# What is expected:
Determine how many lines contain the string "females", then reply with that figure only.

### Materials provided

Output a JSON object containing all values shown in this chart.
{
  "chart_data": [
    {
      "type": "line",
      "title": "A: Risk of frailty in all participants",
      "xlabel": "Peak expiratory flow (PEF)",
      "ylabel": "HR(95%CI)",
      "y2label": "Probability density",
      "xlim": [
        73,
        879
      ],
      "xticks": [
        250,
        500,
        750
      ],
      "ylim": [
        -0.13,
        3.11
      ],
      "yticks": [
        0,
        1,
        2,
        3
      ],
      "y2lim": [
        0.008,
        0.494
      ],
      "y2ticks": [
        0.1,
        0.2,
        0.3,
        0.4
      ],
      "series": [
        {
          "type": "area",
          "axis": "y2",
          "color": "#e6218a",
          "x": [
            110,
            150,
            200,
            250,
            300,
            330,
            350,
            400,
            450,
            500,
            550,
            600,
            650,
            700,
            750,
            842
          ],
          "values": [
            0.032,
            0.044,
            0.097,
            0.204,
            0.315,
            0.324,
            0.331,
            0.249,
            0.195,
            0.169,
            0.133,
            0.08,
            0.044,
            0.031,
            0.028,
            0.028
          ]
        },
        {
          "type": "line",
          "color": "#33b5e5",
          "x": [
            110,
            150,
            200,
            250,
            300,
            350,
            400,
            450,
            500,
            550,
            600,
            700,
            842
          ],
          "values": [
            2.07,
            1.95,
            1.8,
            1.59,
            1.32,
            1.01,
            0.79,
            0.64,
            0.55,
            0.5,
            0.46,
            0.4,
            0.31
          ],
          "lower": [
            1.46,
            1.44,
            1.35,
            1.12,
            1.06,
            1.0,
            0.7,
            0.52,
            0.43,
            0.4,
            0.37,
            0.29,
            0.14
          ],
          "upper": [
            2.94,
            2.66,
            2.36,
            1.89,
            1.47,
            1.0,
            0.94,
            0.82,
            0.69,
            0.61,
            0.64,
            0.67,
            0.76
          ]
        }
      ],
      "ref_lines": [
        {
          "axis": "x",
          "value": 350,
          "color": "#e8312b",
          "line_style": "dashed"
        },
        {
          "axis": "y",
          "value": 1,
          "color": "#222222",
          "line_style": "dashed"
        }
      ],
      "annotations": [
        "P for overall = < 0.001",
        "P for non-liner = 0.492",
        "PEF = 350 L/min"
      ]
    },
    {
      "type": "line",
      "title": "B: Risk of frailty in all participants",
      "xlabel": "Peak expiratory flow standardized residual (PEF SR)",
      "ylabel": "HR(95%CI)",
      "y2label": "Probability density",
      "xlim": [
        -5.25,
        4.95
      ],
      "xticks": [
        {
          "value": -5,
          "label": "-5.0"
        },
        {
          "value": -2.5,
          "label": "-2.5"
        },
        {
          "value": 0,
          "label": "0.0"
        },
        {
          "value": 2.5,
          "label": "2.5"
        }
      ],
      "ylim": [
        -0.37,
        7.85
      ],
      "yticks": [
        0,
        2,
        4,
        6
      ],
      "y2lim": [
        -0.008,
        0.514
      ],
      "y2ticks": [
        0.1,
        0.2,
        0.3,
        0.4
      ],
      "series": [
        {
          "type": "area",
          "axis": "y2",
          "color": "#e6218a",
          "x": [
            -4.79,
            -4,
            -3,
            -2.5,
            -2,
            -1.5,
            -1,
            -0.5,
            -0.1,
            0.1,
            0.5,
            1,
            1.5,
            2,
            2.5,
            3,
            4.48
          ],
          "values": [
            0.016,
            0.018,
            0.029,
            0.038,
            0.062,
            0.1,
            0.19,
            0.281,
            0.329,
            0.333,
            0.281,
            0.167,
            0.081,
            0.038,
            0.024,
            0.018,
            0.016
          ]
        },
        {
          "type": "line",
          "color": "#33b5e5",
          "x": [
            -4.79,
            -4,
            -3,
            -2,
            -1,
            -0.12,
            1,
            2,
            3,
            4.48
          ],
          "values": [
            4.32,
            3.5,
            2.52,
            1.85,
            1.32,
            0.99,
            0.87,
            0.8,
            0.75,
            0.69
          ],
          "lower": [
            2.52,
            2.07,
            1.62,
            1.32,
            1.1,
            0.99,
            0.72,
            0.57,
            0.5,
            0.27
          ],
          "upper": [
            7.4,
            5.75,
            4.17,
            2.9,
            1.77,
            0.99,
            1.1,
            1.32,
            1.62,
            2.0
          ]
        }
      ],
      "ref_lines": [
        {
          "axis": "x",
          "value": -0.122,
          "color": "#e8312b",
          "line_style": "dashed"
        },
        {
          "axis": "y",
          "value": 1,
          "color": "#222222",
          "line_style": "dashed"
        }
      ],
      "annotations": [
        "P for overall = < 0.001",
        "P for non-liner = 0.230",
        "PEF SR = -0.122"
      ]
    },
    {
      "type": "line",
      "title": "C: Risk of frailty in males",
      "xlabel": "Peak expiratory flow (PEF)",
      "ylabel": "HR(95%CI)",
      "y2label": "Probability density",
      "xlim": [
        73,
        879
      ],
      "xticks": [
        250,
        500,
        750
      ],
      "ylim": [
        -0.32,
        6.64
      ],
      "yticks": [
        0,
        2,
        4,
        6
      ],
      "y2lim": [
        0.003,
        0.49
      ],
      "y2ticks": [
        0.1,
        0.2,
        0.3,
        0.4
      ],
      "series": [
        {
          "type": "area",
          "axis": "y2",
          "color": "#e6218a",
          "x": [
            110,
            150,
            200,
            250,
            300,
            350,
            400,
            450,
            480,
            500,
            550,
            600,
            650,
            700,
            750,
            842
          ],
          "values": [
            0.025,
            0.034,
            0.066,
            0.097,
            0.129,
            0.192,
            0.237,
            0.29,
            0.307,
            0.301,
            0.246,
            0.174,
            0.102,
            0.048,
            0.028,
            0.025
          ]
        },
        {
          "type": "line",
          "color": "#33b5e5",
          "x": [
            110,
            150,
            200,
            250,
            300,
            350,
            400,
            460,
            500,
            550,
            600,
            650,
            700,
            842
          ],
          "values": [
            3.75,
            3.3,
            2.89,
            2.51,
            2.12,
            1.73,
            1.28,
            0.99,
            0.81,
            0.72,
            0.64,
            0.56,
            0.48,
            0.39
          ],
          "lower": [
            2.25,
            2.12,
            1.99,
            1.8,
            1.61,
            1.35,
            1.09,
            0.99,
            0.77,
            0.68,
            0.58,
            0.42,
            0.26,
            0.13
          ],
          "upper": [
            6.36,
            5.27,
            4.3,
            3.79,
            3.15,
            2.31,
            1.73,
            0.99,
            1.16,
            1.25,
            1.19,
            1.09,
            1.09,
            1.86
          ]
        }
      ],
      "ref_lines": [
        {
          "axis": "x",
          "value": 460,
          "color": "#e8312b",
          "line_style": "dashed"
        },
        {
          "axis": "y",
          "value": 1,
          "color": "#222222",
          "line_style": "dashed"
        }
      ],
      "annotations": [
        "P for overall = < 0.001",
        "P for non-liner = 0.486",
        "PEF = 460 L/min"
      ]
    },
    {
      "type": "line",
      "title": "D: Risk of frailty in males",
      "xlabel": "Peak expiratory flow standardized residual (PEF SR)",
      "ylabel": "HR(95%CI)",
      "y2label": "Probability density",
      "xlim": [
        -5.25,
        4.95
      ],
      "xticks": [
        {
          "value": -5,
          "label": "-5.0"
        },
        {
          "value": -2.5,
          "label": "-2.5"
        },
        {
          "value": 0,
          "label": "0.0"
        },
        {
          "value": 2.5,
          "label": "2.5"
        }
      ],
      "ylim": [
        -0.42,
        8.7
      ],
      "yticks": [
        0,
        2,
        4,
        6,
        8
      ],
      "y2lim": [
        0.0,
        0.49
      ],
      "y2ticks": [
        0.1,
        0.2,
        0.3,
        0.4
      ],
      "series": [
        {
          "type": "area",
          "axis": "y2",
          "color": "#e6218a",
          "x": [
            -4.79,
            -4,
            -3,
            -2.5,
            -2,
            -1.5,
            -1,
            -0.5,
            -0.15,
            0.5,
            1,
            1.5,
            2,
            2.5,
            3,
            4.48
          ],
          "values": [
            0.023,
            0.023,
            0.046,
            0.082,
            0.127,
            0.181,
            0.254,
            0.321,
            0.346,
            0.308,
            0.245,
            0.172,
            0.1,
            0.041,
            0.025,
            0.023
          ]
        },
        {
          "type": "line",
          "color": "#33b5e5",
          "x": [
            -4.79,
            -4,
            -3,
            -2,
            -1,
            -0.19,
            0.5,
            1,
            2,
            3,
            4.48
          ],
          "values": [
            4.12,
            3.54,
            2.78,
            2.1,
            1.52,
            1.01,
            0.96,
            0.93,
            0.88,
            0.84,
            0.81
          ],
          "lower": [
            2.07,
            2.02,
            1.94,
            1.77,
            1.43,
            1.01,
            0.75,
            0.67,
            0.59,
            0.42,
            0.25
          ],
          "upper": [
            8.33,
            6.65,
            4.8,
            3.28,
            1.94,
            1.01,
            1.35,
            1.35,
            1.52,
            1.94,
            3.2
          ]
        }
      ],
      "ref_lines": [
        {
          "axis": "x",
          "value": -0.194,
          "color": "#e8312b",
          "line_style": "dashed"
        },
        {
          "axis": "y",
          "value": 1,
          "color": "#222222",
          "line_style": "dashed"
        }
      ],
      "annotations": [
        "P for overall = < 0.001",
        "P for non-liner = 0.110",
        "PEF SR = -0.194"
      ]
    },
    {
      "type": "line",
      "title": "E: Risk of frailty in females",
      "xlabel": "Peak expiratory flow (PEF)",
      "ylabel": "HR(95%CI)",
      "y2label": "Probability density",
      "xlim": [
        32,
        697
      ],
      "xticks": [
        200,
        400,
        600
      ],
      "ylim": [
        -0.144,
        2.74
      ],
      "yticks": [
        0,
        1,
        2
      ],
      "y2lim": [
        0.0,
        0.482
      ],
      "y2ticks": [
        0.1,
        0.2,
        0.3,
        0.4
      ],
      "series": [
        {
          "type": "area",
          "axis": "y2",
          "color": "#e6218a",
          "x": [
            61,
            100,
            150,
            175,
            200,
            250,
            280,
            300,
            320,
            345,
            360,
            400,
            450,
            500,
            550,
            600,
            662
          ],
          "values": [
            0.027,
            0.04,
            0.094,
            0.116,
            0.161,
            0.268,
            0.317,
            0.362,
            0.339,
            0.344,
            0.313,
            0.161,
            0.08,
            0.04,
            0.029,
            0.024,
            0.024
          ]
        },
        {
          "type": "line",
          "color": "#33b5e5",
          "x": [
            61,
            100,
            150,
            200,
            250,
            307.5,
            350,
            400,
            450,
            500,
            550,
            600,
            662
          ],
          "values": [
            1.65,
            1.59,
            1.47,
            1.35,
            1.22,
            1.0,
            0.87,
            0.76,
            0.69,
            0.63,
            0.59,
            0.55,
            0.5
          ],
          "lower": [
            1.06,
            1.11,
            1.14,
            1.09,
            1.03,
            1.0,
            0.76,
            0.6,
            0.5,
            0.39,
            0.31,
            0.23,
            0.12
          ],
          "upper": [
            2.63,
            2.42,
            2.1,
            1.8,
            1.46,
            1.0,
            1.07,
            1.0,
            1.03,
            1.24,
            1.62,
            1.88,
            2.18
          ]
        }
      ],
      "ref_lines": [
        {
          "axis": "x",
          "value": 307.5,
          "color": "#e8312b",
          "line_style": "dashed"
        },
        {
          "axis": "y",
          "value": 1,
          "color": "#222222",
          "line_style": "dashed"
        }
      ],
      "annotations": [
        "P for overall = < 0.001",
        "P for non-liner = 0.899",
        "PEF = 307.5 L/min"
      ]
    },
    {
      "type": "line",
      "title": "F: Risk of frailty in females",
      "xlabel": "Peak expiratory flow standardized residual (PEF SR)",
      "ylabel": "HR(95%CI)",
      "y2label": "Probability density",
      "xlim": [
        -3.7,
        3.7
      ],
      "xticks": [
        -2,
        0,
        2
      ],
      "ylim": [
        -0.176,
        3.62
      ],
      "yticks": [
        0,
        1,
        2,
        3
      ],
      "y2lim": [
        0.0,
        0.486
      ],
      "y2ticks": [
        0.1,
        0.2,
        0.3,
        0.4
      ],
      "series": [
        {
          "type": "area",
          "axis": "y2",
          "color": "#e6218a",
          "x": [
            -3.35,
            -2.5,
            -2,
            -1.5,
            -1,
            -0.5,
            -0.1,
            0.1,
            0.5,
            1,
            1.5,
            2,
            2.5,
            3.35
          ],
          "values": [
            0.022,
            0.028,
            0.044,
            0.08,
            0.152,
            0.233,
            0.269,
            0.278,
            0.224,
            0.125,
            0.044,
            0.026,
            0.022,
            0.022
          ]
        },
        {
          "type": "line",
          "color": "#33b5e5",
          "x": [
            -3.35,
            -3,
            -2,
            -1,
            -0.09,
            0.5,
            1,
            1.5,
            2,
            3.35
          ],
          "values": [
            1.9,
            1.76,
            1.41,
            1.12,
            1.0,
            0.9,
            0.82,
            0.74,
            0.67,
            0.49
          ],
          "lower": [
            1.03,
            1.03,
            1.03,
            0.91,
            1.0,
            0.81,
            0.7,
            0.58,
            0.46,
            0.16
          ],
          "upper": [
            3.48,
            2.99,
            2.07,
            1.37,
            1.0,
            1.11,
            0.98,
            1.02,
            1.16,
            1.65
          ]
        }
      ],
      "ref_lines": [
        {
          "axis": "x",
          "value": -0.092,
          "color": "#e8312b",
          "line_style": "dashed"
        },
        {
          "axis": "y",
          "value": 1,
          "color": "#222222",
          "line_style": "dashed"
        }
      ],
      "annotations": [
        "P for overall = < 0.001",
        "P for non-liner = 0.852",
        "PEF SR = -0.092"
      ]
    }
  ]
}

######

# Result for this exercise:
2